Source.

%%

On other post of mine (Basic Accounting Cycle in 9 Steps), I briefly discuss the accounting cycle in nine steps, without example. Now, through this post, I explain the cycle with full case examples. Having this, hopefully you will get a better sense of taking the whole cycle steps, in the real accounting works.

Although, in theory, the basic accounting equation can be used to prepare financial statements, virtually all firms would find that approach to be extremely cumbersome. Far more efficient processes are needed by firms that have hundreds of different assets and liabilities and engage in thousands of transactions.


The accounting process includes the steps summarized:

  • Identify transactions and events.
  • Analyze transactions and events in terms of the basic accounting equation.
  • Translate the transaction analysis into debits and credits.
  • Prepare journal entries and post to the general ledger.
  • Prepare and post adjusting entries.
  • Prepare the income statement.
  • Prepare and post closing entries.
  • Prepare the balance sheet.

But, before the case example, I would like to highlight some basic concepts you might have probably read, in brief or missed them altogether. Read on…


The General Ledger

The core of financial accounting is the analysis of transactions in terms of the basic accounting equation:

Assets = Liabilities + Shareholder’s Equity

[Info_Box]Note: Shareholder’s equity sometimes called as ‘capital’ or ‘Owner’s Equity’.[/Info_Box]

The purpose of this analysis is to summarize the effects of different types of transactions on the equation’s elements. In real business settings, this summarization is done in the general ledger.

Although most accounting systems are computerized, at this stage we will illustrate a manual system. In such a system, the general ledger often takes the form of a loose-leaf notebook. Each page is assigned to a particular equation item [such as cash, inventory, accounts payable, or invested capital] and is referred to as an account.


Debits and Credits (Again)

Recalling my previous post (Basic Accounting: Debit and Credit – Double Entry System). To show increases and decreases in account amounts, plus (+) and minus (–) signs could be used.

For several reasons, however, the accounting profession has discarded this alternative. Instead, each account is divided into a left-hand side and a right-hand side; increases are recorded on one side and decreases are recorded on the other.

For all accounts, the left-hand side is the debit side and the right-hand side is the credit side. If you perceive it to have no meanings other than left and right, respectively, this can be a source of confusion. While many non-accountants associate the term credit with something good, accountants must  came up with a better sense about this concept.

In actual business practice, general ledger accounts can take many forms. In educational world [and for simplicity], they are illustrated mostly using T-accounts. The side of an account in which increases and decreases are recorded depends on the nature of the account. Increases in assets are recorded by debits, and decreases are recorded by credits.

The rules for liabilities and shareholders’ equity are the reverse: increases are recorded as credits, and decreases are recorded as debits. The debit and credit rules, however, are largely arbitrary. Accordingly, with one exception, do not look for any special logic in them. One aspect of the rules does make sense, however.

%%

Objective. Extend the text on the accounting cycle and debits and credits, starting right after its last sentence. The material after this point has no connection to the accounting text.

Collected data entries.
%%

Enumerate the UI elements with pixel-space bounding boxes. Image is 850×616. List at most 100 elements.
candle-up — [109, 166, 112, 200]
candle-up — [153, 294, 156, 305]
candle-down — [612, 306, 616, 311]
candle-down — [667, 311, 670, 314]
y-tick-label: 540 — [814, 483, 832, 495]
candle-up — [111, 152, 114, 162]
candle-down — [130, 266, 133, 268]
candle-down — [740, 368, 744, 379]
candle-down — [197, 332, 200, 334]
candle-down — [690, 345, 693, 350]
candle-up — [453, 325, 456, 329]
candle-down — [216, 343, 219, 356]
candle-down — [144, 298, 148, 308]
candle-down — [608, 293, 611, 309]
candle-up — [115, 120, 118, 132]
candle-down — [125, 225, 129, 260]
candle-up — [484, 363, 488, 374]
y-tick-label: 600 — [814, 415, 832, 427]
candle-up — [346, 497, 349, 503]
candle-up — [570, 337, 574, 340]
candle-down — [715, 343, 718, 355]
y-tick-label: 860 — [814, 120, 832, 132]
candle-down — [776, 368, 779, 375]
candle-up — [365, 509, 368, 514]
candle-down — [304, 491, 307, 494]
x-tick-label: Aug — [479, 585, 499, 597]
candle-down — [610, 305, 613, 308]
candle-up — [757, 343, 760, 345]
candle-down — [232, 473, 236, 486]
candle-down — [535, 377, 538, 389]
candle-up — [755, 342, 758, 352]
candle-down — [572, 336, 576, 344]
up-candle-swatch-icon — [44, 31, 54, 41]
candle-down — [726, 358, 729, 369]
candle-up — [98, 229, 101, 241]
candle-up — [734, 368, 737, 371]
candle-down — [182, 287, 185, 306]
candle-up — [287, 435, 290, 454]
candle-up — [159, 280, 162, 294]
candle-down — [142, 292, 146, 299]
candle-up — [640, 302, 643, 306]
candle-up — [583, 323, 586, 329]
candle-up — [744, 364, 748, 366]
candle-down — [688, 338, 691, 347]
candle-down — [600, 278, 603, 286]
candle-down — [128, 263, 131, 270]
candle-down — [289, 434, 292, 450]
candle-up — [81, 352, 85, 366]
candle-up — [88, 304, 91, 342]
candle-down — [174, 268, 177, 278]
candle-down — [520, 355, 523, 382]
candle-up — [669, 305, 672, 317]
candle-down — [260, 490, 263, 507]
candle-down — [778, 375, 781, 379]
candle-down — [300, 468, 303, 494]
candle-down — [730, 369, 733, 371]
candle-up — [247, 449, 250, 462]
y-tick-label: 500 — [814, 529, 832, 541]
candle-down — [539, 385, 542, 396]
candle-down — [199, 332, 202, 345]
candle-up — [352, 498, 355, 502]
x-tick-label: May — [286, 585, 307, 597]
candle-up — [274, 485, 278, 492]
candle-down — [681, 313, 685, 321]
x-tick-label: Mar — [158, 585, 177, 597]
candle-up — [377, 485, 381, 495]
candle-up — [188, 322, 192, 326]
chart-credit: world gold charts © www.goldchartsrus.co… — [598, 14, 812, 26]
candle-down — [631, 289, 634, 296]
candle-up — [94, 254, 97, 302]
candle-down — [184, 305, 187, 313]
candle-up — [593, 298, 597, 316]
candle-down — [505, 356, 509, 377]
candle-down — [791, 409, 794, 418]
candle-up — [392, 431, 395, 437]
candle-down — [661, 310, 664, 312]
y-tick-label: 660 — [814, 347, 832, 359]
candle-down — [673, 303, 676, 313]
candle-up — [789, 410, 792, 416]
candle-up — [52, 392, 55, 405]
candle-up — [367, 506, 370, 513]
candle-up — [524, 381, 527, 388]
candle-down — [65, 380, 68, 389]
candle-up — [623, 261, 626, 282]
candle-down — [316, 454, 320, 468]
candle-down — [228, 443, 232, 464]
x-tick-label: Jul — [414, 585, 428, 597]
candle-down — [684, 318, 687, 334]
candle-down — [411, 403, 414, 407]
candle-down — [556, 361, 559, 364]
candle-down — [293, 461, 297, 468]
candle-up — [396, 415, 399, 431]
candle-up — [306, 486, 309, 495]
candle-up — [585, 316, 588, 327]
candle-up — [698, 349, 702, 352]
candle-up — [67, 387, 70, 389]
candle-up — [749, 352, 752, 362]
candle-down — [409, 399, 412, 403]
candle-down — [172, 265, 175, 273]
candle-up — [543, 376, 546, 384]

%%

Output of the exercise.
Because assets appear on the opposite side of the basic accounting equation from liabilities and share holder’s equity, the debit and credit rules for assets are the opposite of the rules for liabilities and shareholders’ equity.

As an example, consider two illustrative transactions below:

  • First, shareholders invest $10,000 in a firm. In terms of the basic equation, this transaction increases cash and increases shareholder’s equity (invested capital): In the general ledger, an increase in cash is recorded as a debit, and an increase in shareholders’ equity is recorded as a credit.
  • The second transaction involves a purchase of inventory for $2,000. This transaction increases inventory and decreases cash: The decrease in cash is recorded as a credit, and the increase in inventory is recorded as a debit.

As previously mentioned, the rules for assets (which appear on the left side of the equation) are the opposite of the rules for liabilities and shareholder’s equity [which appear on the right side of the equation]. This is no coincidence. By reversing the rules, the equality of debits and credits for each transaction (and in total) is assured.

For example: when inventory is purchased for cash, inventory is debited and cash is credited for $2,000.

[Info_Box]The equality of debits and credits helps accountants identify and eliminate errors from the accounting process.[/Info_Box]


Balancing Accounts

To determine the net amount of cash, inventory, and so on at the end of an accounting period, the accounts must be balanced. This is done by totaling the debits and credits in each account and calculating their difference. This difference is shown on the side of the account that has the larger amount. These balances are the basis for the financial statements.


Chart of Accounts

Firms have a great deal of discretion in choosing their account titles and the number of accounts they employ. Accordingly, most firms develop a chart of accounts, which is essentially an index to the general ledger. It lists account titles and account numbers.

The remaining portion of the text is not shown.